Your goal — Can you output the records below exactly as they are written?

::: Records for processing

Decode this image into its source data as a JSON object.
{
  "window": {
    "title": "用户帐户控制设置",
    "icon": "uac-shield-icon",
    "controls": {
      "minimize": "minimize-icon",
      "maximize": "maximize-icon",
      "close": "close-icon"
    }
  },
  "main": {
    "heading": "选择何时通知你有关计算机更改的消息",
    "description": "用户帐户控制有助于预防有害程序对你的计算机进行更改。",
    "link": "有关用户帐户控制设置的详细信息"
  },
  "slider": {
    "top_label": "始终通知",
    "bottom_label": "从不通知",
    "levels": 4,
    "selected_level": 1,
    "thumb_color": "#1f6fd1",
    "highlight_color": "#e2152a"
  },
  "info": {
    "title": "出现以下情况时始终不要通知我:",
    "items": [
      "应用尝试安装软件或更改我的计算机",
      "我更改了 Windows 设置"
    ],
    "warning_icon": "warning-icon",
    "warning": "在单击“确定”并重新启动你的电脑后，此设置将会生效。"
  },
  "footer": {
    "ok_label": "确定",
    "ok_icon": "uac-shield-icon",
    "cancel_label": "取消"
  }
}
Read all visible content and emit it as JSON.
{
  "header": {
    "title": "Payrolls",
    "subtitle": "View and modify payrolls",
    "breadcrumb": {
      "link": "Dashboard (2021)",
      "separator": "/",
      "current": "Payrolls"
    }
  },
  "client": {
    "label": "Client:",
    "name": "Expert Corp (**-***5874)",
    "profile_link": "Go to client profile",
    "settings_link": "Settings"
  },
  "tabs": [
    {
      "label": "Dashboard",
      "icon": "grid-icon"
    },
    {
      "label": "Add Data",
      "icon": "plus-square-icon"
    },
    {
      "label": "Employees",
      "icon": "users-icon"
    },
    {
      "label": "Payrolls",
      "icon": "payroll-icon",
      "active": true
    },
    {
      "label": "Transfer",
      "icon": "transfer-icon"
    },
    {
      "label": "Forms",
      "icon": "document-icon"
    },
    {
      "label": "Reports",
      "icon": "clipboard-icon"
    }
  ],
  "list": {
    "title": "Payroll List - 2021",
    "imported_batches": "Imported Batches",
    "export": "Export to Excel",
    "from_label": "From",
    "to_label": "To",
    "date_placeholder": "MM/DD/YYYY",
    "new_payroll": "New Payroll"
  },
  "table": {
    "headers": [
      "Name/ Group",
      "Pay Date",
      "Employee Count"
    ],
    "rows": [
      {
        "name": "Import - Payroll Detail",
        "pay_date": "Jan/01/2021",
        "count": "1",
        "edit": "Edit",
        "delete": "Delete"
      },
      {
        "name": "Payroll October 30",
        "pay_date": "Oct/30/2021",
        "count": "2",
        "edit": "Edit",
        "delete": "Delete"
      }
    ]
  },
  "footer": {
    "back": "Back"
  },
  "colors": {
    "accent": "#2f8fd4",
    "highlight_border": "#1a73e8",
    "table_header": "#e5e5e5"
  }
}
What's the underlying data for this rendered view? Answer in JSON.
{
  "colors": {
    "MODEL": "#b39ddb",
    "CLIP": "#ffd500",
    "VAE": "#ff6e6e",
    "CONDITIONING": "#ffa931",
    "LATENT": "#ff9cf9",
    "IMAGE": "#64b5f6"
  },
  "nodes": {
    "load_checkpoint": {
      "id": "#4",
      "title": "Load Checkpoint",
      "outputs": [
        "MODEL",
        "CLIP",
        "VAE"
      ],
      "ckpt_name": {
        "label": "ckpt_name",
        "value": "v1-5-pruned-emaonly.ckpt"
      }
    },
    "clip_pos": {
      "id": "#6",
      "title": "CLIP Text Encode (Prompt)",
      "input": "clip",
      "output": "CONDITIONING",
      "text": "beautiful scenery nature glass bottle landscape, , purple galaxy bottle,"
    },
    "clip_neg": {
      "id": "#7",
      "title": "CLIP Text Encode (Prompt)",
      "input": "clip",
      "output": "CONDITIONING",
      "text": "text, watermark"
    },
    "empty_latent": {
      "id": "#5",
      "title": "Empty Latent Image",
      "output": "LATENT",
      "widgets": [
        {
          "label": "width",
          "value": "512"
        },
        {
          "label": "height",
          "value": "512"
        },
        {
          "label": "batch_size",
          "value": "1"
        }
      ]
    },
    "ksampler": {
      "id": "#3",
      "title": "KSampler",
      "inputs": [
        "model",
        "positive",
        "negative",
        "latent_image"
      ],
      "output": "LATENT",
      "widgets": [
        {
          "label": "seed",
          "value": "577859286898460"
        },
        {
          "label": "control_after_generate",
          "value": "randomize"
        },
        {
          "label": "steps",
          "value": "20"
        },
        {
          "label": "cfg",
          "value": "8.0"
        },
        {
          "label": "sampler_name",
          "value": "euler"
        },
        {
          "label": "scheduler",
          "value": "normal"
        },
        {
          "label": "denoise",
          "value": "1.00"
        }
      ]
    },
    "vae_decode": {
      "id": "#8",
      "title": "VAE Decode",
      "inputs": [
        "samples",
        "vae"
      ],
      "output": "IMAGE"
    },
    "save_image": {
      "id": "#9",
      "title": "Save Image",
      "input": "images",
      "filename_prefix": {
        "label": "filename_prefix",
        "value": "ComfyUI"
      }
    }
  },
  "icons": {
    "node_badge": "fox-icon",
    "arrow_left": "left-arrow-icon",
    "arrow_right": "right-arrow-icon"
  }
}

::::::

Output of the task —
Decode this image into its source data as a JSON object.
{
  "window": {
    "title": "用户帐户控制设置",
    "icon": "uac-shield-icon",
    "controls": {
      "minimize": "minimize-icon",
      "maximize": "maximize-icon",
      "close": "close-icon"
    }
  },
  "main": {
    "heading": "选择何时通知你有关计算机更改的消息",
    "description": "用户帐户控制有助于预防有害程序对你的计算机进行更改。",
    "link": "有关用户帐户控制设置的详细信息"
  },
  "slider": {
    "top_label": "始终通知",
    "bottom_label": "从不通知",
    "levels": 4,
    "selected_level": 1,
    "thumb_color": "#1f6fd1",
    "highlight_color": "#e2152a"
  },
  "info": {
    "title": "出现以下情况时始终不要通知我:",
    "items": [
      "应用尝试安装软件或更改我的计算机",
      "我更改了 Windows 设置"
    ],
    "warning_icon": "warning-icon",
    "warning": "在单击“确定”并重新启动你的电脑后，此设置将会生效。"
  },
  "footer": {
    "ok_label": "确定",
    "ok_icon": "uac-shield-icon",
    "cancel_label": "取消"
  }
}
Read all visible content and emit it as JSON.
{
  "header": {
    "title": "Payrolls",
    "subtitle": "View and modify payrolls",
    "breadcrumb": {
      "link": "Dashboard (2021)",
      "separator": "/",
      "current": "Payrolls"
    }
  },
  "client": {
    "label": "Client:",
    "name": "Expert Corp (**-***5874)",
    "profile_link": "Go to client profile",
    "settings_link": "Settings"
  },
  "tabs": [
    {
      "label": "Dashboard",
      "icon": "grid-icon"
    },
    {
      "label": "Add Data",
      "icon": "plus-square-icon"
    },
    {
      "label": "Employees",
      "icon": "users-icon"
    },
    {
      "label": "Payrolls",
      "icon": "payroll-icon",
      "active": true
    },
    {
      "label": "Transfer",
      "icon": "transfer-icon"
    },
    {
      "label": "Forms",
      "icon": "document-icon"
    },
    {
      "label": "Reports",
      "icon": "clipboard-icon"
    }
  ],
  "list": {
    "title": "Payroll List - 2021",
    "imported_batches": "Imported Batches",
    "export": "Export to Excel",
    "from_label": "From",
    "to_label": "To",
    "date_placeholder": "MM/DD/YYYY",
    "new_payroll": "New Payroll"
  },
  "table": {
    "headers": [
      "Name/ Group",
      "Pay Date",
      "Employee Count"
    ],
    "rows": [
      {
        "name": "Import - Payroll Detail",
        "pay_date": "Jan/01/2021",
        "count": "1",
        "edit": "Edit",
        "delete": "Delete"
      },
      {
        "name": "Payroll October 30",
        "pay_date": "Oct/30/2021",
        "count": "2",
        "edit": "Edit",
        "delete": "Delete"
      }
    ]
  },
  "footer": {
    "back": "Back"
  },
  "colors": {
    "accent": "#2f8fd4",
    "highlight_border": "#1a73e8",
    "table_header": "#e5e5e5"
  }
}
What's the underlying data for this rendered view? Answer in JSON.
{
  "colors": {
    "MODEL": "#b39ddb",
    "CLIP": "#ffd500",
    "VAE": "#ff6e6e",
    "CONDITIONING": "#ffa931",
    "LATENT": "#ff9cf9",
    "IMAGE": "#64b5f6"
  },
  "nodes": {
    "load_checkpoint": {
      "id": "#4",
      "title": "Load Checkpoint",
      "outputs": [
        "MODEL",
        "CLIP",
        "VAE"
      ],
      "ckpt_name": {
        "label": "ckpt_name",
        "value": "v1-5-pruned-emaonly.ckpt"
      }
    },
    "clip_pos": {
      "id": "#6",
      "title": "CLIP Text Encode (Prompt)",
      "input": "clip",
      "output": "CONDITIONING",
      "text": "beautiful scenery nature glass bottle landscape, , purple galaxy bottle,"
    },
    "clip_neg": {
      "id": "#7",
      "title": "CLIP Text Encode (Prompt)",
      "input": "clip",
      "output": "CONDITIONING",
      "text": "text, watermark"
    },
    "empty_latent": {
      "id": "#5",
      "title": "Empty Latent Image",
      "output": "LATENT",
      "widgets": [
        {
          "label": "width",
          "value": "512"
        },
        {
          "label": "height",
          "value": "512"
        },
        {
          "label": "batch_size",
          "value": "1"
        }
      ]
    },
    "ksampler": {
      "id": "#3",
      "title": "KSampler",
      "inputs": [
        "model",
        "positive",
        "negative",
        "latent_image"
      ],
      "output": "LATENT",
      "widgets": [
        {
          "label": "seed",
          "value": "577859286898460"
        },
        {
          "label": "control_after_generate",
          "value": "randomize"
        },
        {
          "label": "steps",
          "value": "20"
        },
        {
          "label": "cfg",
          "value": "8.0"
        },
        {
          "label": "sampler_name",
          "value": "euler"
        },
        {
          "label": "scheduler",
          "value": "normal"
        },
        {
          "label": "denoise",
          "value": "1.00"
        }
      ]
    },
    "vae_decode": {
      "id": "#8",
      "title": "VAE Decode",
      "inputs": [
        "samples",
        "vae"
      ],
      "output": "IMAGE"
    },
    "save_image": {
      "id": "#9",
      "title": "Save Image",
      "input": "images",
      "filename_prefix": {
        "label": "filename_prefix",
        "value": "ComfyUI"
      }
    }
  },
  "icons": {
    "node_badge": "fox-icon",
    "arrow_left": "left-arrow-icon",
    "arrow_right": "right-arrow-icon"
  }
}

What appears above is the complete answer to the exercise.